MATERIAL:
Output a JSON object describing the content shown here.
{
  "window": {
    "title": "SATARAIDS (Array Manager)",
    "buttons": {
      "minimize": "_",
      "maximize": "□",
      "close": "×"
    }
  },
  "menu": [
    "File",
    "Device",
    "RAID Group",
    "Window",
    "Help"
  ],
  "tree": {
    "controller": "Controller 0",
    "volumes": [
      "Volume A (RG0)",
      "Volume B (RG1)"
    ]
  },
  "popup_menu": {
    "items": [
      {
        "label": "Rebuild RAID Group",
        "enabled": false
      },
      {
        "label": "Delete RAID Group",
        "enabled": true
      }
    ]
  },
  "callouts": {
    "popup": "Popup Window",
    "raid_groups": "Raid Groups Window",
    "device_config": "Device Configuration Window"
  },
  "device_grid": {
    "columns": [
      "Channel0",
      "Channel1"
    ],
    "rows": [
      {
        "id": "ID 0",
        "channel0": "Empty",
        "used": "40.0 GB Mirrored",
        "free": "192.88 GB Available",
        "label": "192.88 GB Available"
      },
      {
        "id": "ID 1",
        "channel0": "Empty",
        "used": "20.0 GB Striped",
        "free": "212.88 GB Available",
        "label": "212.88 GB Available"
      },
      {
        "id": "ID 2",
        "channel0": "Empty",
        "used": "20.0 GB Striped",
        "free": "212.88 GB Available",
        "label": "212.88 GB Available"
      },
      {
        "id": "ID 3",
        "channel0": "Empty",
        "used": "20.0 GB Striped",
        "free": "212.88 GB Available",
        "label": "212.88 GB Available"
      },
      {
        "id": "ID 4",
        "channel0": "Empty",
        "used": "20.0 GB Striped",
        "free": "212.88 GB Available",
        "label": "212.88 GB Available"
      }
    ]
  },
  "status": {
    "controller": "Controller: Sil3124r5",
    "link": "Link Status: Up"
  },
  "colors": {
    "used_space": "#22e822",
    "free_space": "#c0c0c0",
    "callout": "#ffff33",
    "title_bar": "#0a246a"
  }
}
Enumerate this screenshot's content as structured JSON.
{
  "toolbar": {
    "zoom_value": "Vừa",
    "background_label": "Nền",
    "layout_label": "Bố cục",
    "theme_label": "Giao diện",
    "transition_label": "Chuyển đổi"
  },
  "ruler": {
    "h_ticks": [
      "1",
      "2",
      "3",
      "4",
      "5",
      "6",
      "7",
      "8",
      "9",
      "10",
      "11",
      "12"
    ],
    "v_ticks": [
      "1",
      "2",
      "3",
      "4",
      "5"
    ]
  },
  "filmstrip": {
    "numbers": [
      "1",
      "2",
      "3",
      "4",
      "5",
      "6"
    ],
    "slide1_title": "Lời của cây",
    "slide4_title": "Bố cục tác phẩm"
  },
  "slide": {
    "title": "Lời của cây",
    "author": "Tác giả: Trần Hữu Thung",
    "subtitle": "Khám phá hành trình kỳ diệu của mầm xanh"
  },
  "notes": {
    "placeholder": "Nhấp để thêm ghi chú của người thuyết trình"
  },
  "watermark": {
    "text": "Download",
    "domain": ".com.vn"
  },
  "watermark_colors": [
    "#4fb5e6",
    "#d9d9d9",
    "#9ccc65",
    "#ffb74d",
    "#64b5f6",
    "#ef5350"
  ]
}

==

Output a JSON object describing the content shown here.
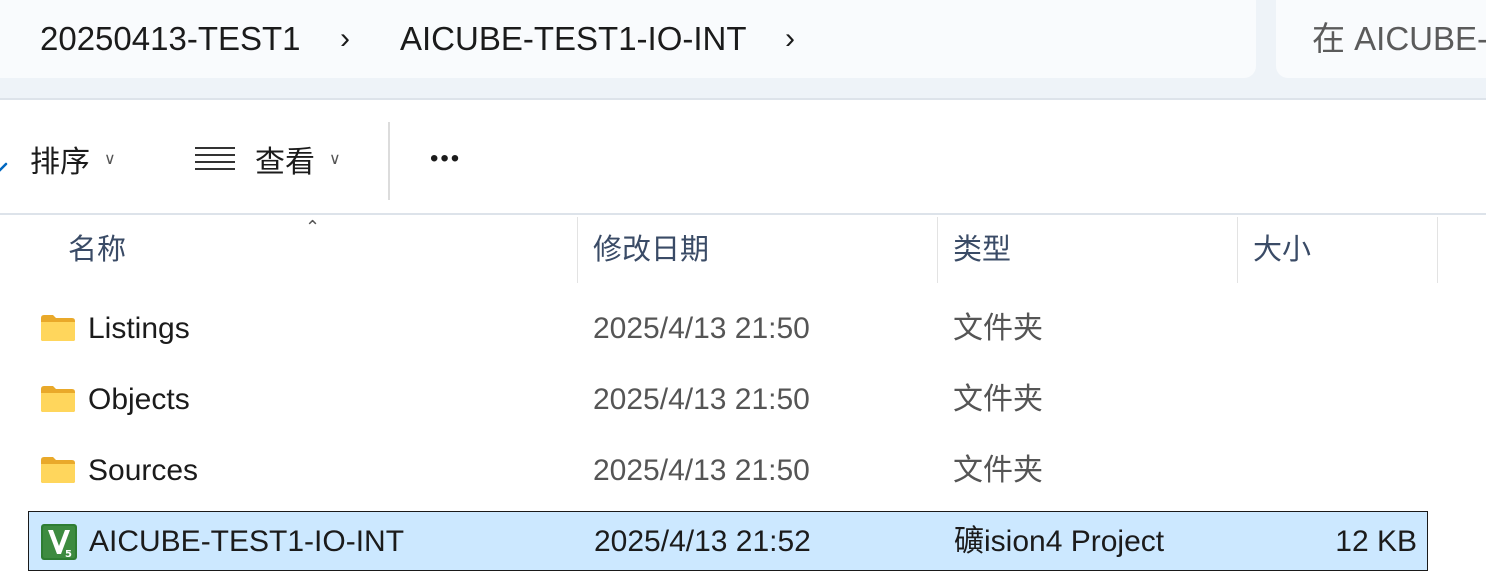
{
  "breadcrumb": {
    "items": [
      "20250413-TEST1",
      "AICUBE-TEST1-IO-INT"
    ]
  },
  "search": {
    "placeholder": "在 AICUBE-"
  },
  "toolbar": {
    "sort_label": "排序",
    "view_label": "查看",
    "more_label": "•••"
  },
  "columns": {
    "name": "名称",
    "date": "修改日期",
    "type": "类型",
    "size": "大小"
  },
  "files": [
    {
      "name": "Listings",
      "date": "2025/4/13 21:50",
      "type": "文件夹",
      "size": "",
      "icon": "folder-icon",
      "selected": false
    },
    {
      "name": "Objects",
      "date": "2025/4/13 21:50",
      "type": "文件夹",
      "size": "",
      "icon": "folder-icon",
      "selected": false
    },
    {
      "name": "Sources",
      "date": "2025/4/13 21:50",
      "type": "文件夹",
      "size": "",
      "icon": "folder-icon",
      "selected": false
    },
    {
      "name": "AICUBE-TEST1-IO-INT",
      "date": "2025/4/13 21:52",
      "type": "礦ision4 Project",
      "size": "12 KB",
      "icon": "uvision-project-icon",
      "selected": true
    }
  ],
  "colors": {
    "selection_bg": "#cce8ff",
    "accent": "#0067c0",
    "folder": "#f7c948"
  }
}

* * *

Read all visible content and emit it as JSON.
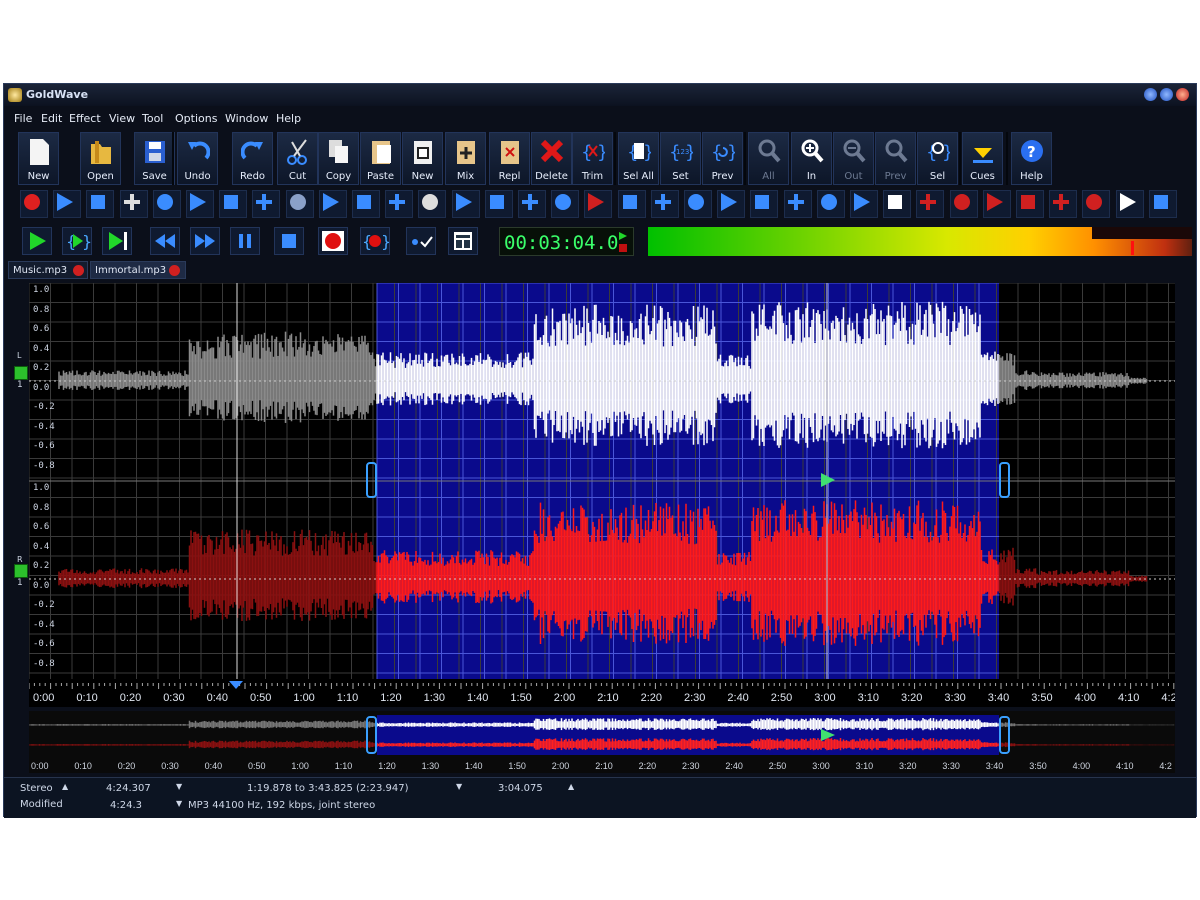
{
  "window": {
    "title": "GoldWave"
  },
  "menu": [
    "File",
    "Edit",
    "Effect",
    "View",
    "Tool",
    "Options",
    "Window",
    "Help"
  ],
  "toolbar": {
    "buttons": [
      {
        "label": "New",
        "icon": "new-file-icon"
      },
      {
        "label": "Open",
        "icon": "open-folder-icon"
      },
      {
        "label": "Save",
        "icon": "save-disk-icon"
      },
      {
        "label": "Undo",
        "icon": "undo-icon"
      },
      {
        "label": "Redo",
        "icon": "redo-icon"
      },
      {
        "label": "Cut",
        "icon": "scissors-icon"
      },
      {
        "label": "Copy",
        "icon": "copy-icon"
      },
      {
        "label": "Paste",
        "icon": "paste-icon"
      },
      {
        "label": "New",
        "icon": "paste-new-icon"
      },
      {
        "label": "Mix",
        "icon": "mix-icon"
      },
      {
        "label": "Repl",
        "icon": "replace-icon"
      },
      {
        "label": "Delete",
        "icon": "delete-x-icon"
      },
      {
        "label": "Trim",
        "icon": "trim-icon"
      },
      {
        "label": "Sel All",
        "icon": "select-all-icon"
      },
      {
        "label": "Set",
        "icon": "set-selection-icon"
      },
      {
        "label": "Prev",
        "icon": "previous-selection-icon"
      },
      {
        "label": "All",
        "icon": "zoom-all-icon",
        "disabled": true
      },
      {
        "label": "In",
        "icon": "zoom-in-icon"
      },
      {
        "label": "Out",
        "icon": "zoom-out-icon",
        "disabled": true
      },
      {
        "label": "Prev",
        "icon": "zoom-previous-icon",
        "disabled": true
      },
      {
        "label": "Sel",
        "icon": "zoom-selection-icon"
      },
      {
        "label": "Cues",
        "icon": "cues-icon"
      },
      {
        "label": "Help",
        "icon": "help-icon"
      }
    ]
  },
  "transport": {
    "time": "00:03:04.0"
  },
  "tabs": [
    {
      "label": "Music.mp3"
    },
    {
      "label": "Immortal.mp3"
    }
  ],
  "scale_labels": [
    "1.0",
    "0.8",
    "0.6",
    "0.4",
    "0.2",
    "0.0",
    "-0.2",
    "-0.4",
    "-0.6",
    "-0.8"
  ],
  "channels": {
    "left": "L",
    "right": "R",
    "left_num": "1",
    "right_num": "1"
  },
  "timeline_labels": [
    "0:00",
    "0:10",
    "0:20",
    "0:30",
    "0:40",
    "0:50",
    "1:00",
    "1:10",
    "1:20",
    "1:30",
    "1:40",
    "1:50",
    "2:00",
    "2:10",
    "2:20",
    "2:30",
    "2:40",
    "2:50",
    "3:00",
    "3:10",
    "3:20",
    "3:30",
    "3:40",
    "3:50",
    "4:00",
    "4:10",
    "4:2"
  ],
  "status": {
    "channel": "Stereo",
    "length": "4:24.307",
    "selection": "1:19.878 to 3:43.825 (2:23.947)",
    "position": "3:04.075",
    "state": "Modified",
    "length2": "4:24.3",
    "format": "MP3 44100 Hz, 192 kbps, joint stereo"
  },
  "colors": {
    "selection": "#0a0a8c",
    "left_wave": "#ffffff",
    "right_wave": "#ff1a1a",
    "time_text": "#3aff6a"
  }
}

BRIEF: Track down every line with the word "name" and copy it.

SOLUTION:
    "name": "名称",
      "name": "Listings",
      "name": "Objects",
      "name": "Sources",
      "name": "AICUBE-TEST1-IO-INT",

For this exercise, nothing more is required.